===== Recorded data

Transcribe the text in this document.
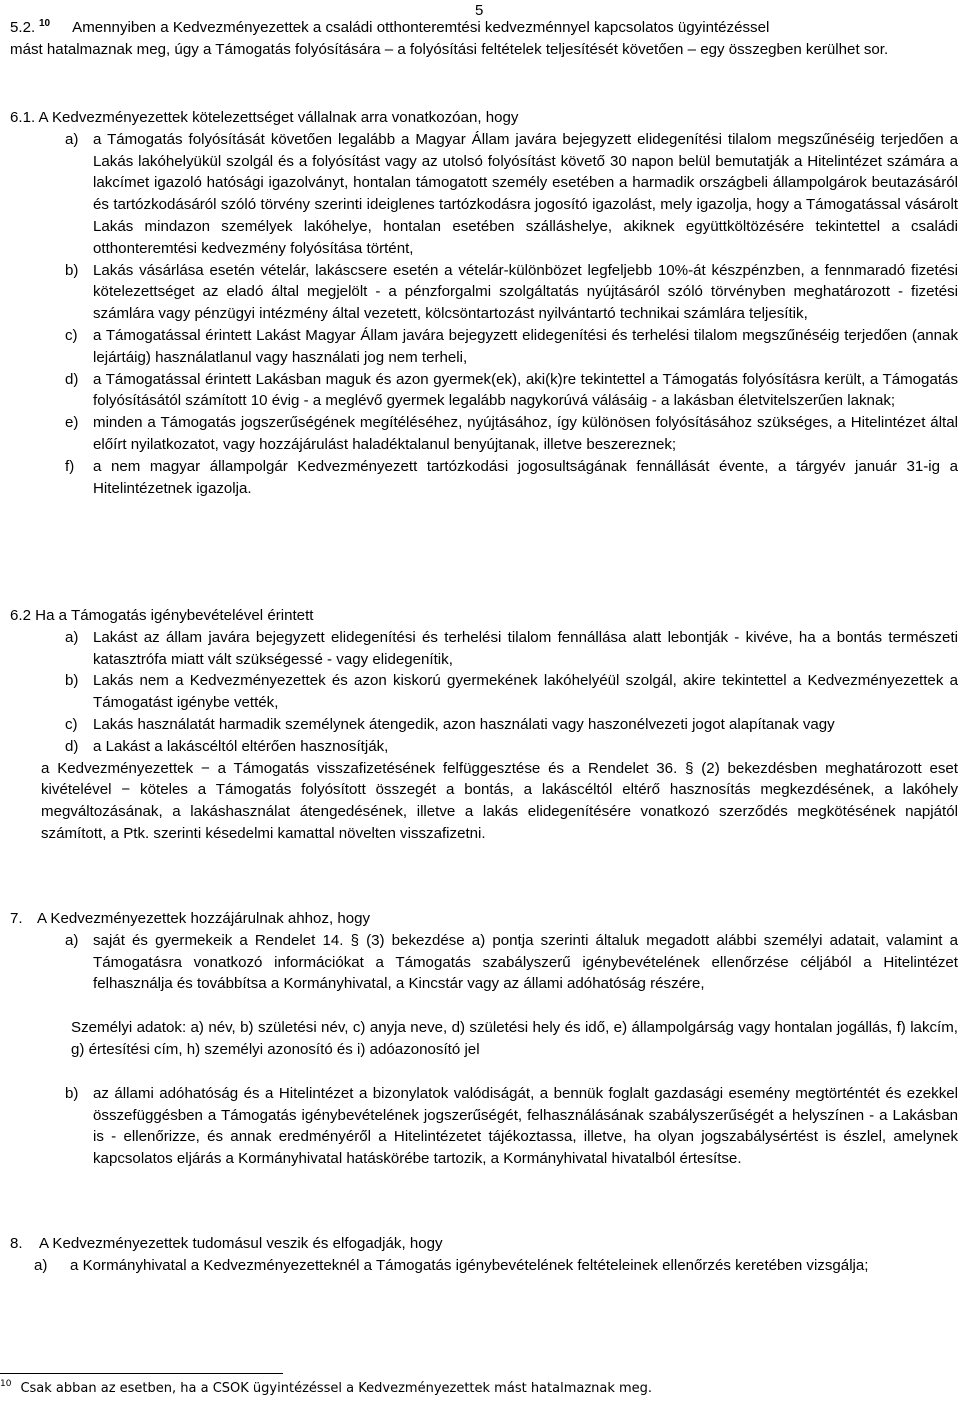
5
5.2. $^{10}$ Amennyiben a Kedvezményezettek a családi otthonteremtési kedvezménnyel kapcsolatos ügyintézéssel
mást hatalmaznak meg, úgy a Támogatás folyósítására – a folyósítási feltételek teljesítését követően – egy összegben kerülhet sor.
6.1. A Kedvezményezettek kötelezettséget vállalnak arra vonatkozóan, hogy
a) a Támogatás folyósítását követően legalább a Magyar Állam javára bejegyzett elidegenítési tilalom megszűnéséig terjedően a Lakás lakóhelyükül szolgál és a folyósítást vagy az utolsó folyósítást követő 30 napon belül bemutatják a Hitelintézet számára a lakcímet igazoló hatósági igazolványt, hontalan támogatott személy esetében a harmadik országbeli állampolgárok beutazásáról és tartózkodásáról szóló törvény szerinti ideiglenes tartózkodásra jogosító igazolást, mely igazolja, hogy a Támogatással vásárolt Lakás mindazon személyek lakóhelye, hontalan esetében szálláshelye, akiknek együttköltözésére tekintettel a családi otthonteremtési kedvezmény folyósítása történt,
b) Lakás vásárlása esetén vételár, lakáscsere esetén a vételár-különbözet legfeljebb 10%-át készpénzben, a fennmaradó fizetési kötelezettséget az eladó által megjelölt - a pénzforgalmi szolgáltatás nyújtásáról szóló törvényben meghatározott - fizetési számlára vagy pénzügyi intézmény által vezetett, kölcsöntartozást nyilvántartó technikai számlára teljesítik,
c)	a Támogatással érintett Lakást Magyar Állam javára bejegyzett elidegenítési és terhelési tilalom megszűnéséig terjedően (annak lejártáig) használatlanul vagy használati jog nem terheli,
d) a Támogatással érintett Lakásban maguk és azon gyermek(ek), aki(k)re tekintettel a Támogatás folyósításra került, a Támogatás folyósításától számított 10 évig - a meglévő gyermek legalább nagykorúvá válásáig - a lakásban életvitelszerűen laknak;
e) minden a Támogatás jogszerűségének megítéléséhez, nyújtásához, így különösen folyósításához szükséges, a Hitelintézet által előírt nyilatkozatot, vagy hozzájárulást haladéktalanul benyújtanak, illetve beszereznek;
f)	a nem magyar állampolgár Kedvezményezett tartózkodási jogosultságának fennállását évente, a tárgyév január 31-ig a Hitelintézetnek igazolja.
6.2 Ha a Támogatás igénybevételével érintett
a) Lakást az állam javára bejegyzett elidegenítési és terhelési tilalom fennállása alatt lebontják - kivéve, ha a bontás természeti katasztrófa miatt vált szükségessé - vagy elidegenítik,
b) Lakás nem a Kedvezményezettek és azon kiskorú gyermekének lakóhelyéül szolgál, akire tekintettel a Kedvezményezettek a Támogatást igénybe vették,
c)	Lakás használatát harmadik személynek átengedik, azon használati vagy haszonélvezeti jogot alapítanak vagy
d) a Lakást a lakáscéltól eltérően hasznosítják,
a Kedvezményezettek − a Támogatás visszafizetésének felfüggesztése és a Rendelet 36. § (2) bekezdésben meghatározott eset kivételével − köteles a Támogatás folyósított összegét a bontás, a lakáscéltól eltérő hasznosítás megkezdésének, a lakóhely megváltozásának, a lakáshasználat átengedésének, illetve a lakás elidegenítésére vonatkozó szerződés megkötésének napjától számított, a Ptk. szerinti késedelmi kamattal növelten visszafizetni.
7. A Kedvezményezettek hozzájárulnak ahhoz, hogy
a) saját és gyermekeik a Rendelet 14. § (3) bekezdése a) pontja szerinti általuk megadott alábbi személyi adatait, valamint a Támogatásra vonatkozó információkat a Támogatás szabályszerű igénybevételének ellenőrzése céljából a Hitelintézet felhasználja és továbbítsa a Kormányhivatal, a Kincstár vagy az állami adóhatóság részére,
Személyi adatok: a) név, b) születési név, c) anyja neve, d) születési hely és idő, e) állampolgárság vagy hontalan jogállás, f) lakcím, g) értesítési cím, h) személyi azonosító és i) adóazonosító jel
b) az állami adóhatóság és a Hitelintézet a bizonylatok valódiságát, a bennük foglalt gazdasági esemény megtörténtét és ezekkel összefüggésben a Támogatás igénybevételének jogszerűségét, felhasználásának szabályszerűségét a helyszínen - a Lakásban is - ellenőrizze, és annak eredményéről a Hitelintézetet tájékoztassa, illetve, ha olyan jogszabálysértést is észlel, amelynek kapcsolatos eljárás a Kormányhivatal hatáskörébe tartozik, a Kormányhivatal hivatalból értesítse.
8.	A Kedvezményezettek tudomásul veszik és elfogadják, hogy
a)	a Kormányhivatal a Kedvezményezetteknél a Támogatás igénybevételének feltételeinek ellenőrzés keretében vizsgálja;
$^{10}$ Csak abban az esetben, ha a CSOK ügyintézéssel a Kedvezményezettek mást hatalmaznak meg.
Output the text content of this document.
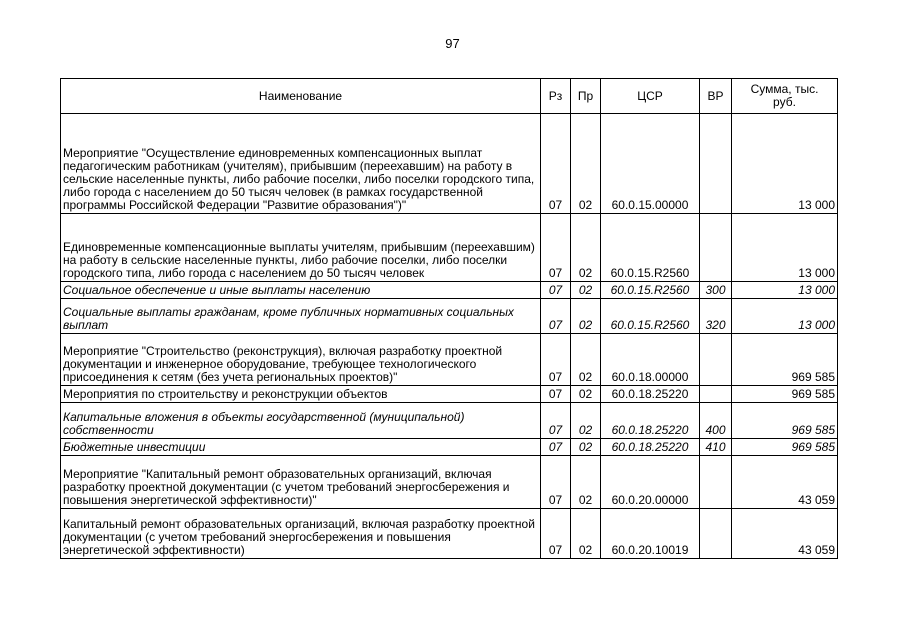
97
Наименование	Рз	Пр	ЦСР	ВР	Сумма, тыс. руб.
Мероприятие "Осуществление единовременных компенсационных выплат педагогическим работникам (учителям), прибывшим (переехавшим) на работу в сельские населенные пункты, либо рабочие поселки, либо поселки городского типа, либо города с населением до 50 тысяч человек (в рамках государственной программы Российской Федерации "Развитие образования")"	07	02	60.0.15.00000		13 000
Единовременные компенсационные выплаты учителям, прибывшим (переехавшим) на работу в сельские населенные пункты, либо рабочие поселки, либо поселки городского типа, либо города с населением до 50 тысяч человек	07	02	60.0.15.R2560		13 000
Социальное обеспечение и иные выплаты населению	07	02	60.0.15.R2560	300	13 000
Социальные выплаты гражданам, кроме публичных нормативных социальных выплат	07	02	60.0.15.R2560	320	13 000
Мероприятие "Строительство (реконструкция), включая разработку проектной документации и инженерное оборудование, требующее технологического присоединения к сетям (без учета региональных проектов)"	07	02	60.0.18.00000		969 585
Мероприятия по строительству и реконструкции объектов	07	02	60.0.18.25220		969 585
Капитальные вложения в объекты государственной (муниципальной) собственности	07	02	60.0.18.25220	400	969 585
Бюджетные инвестиции	07	02	60.0.18.25220	410	969 585
Мероприятие "Капитальный ремонт образовательных организаций, включая разработку проектной документации (с учетом требований энергосбережения и повышения энергетической эффективности)"	07	02	60.0.20.00000		43 059
Капитальный ремонт образовательных организаций, включая разработку проектной документации (с учетом требований энергосбережения и повышения энергетической эффективности)	07	02	60.0.20.10019		43 059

==========

Task goal -> Which lines contain the word "ремонт"? Copy each of them.

Answer for the task ->
Мероприятие "Капитальный ремонт образовательных организаций, включая разработку проектной документации (с учетом требований энергосбережения и повышения энергетической эффективности)"	07	02	60.0.20.00000		43 059
Капитальный ремонт образовательных организаций, включая разработку проектной документации (с учетом требований энергосбережения и повышения энергетической эффективности)	07	02	60.0.20.10019		43 059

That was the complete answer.